待完成>
(A) 根据下方的二叉树遍历题目回答以下问题,答案按同样的编号分行写出:
(i) 结点个数N的上限是多少?
(ii) 输出的那一行以什么文字开头?
(iii) 方法一采用什么思路?
(B) 请把下方二叉树遍历题目中以"第一行给出正整数N"开头的那一段改写成列表,保留其主要信息。
(C) 用两句话概括下方的二叉树遍历题目。

文档摘录>
================================

本题要求根据给定的一棵二叉树的后序遍历和中序遍历结果,输出该树的先序遍历结果。
输入格式:
第一行给出正整数N(≤30),是树中结点的个数。随后两行,每行给出N个整数,分别对应后序遍历和中序遍历结果,数字间以空格分隔。题目保证输入正确对应一棵二叉树。
输出格式:
在一行中输出Preorder:
以及该树的先序遍历结果。数字间有1个空格,行末不得有多余空格。
输入样例:
7
2 3 1 5 7 6 4
1 2 3 4 5 6 7
输出样例:
Preorder: 4 1 3 2 6 5 7
方法一 : 是求出二叉树然后求前序遍历;
方法二 : 利用后续、中序、前序的规律直接求前序遍历。
#include<stdlib.h>
#include<stdio.h>
#include<malloc.h>
#define TRUE 1
#define FALSE 0
#define OK 1
#define ERROR 0
#define OVERFLOW -1
#define INFEASIBLE -2
#define NULL 0
int num, cnt = 0, cnt2 = 0;
int sub_complete[90], sub[35] = {0}, mid[35] = {0};
typedef int Status;
typedef int TElemType;
typedef struct BiTNode
{
TElemType data;
struct BiTNode *lchild, *rchild;
} BiTNode, *BiTree;
Status CreateBiTree(BiTree &T, int a[])

================================

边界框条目
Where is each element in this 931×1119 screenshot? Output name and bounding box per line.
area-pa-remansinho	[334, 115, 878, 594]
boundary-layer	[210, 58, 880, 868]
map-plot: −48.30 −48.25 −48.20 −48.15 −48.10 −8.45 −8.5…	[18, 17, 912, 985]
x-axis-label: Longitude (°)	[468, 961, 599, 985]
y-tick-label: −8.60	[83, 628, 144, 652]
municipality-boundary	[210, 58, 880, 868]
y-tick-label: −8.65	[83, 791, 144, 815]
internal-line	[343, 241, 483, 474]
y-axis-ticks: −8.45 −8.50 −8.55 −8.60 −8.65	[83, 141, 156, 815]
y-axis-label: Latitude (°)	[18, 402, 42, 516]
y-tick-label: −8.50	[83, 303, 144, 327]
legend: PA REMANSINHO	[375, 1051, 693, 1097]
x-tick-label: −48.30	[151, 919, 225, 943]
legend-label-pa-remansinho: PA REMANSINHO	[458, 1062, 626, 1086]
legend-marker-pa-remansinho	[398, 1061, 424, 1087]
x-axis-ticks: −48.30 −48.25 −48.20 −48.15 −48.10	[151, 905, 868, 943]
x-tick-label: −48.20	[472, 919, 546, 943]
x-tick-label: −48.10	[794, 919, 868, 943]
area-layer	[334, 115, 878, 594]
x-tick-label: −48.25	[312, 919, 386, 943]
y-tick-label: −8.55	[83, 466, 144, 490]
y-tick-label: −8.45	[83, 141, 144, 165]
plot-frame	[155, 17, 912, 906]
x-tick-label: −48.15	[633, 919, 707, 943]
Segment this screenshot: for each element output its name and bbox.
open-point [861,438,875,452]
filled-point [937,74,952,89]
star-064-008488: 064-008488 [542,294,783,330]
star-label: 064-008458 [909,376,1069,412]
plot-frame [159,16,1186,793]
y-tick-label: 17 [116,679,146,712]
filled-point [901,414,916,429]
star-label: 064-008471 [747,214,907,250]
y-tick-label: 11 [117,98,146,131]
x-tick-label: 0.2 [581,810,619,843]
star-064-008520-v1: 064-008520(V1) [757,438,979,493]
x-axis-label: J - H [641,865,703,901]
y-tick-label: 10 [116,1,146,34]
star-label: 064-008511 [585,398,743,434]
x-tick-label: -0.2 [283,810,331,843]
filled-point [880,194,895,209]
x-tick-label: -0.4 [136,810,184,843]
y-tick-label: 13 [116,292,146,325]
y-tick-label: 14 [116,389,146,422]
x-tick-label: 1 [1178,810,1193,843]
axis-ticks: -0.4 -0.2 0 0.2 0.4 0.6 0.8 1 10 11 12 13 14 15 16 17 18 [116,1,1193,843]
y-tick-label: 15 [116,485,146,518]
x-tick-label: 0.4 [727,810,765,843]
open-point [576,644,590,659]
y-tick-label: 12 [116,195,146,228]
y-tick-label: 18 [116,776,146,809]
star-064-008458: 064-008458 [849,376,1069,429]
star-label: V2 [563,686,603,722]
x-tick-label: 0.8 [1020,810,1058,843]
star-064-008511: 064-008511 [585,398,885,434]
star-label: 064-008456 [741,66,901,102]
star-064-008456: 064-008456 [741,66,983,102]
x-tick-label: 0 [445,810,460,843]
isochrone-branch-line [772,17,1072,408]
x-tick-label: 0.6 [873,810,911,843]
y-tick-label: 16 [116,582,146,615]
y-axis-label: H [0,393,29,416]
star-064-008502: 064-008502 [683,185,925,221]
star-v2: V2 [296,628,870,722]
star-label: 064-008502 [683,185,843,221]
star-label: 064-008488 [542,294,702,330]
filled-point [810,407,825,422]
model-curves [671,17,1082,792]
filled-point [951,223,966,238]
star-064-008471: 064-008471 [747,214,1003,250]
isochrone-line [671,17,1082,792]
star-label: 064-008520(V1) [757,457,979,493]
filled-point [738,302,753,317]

================================

练习答案>
(A)
(i) 30(N≤30)。
(ii) 以"Preorder:"开头。
(iii) 先求出二叉树,然后求前序遍历。

(B)
- 第一行:正整数N(≤30),即树中结点的个数。
- 随后两行:每行N个整数,分别为后序遍历和中序遍历结果,数字间以空格分隔。
- 题目保证输入正确对应一棵二叉树。

(C) 该题要求根据一棵二叉树的后序和中序遍历结果输出其先序遍历。输入包括结点数N(≤30)和两行遍历序列,输出以"Preorder:"开头,数字间有1个空格;解法可以先求出二叉树再求前序遍历,也可以利用后序、中序、前序的规律直接求出前序遍历。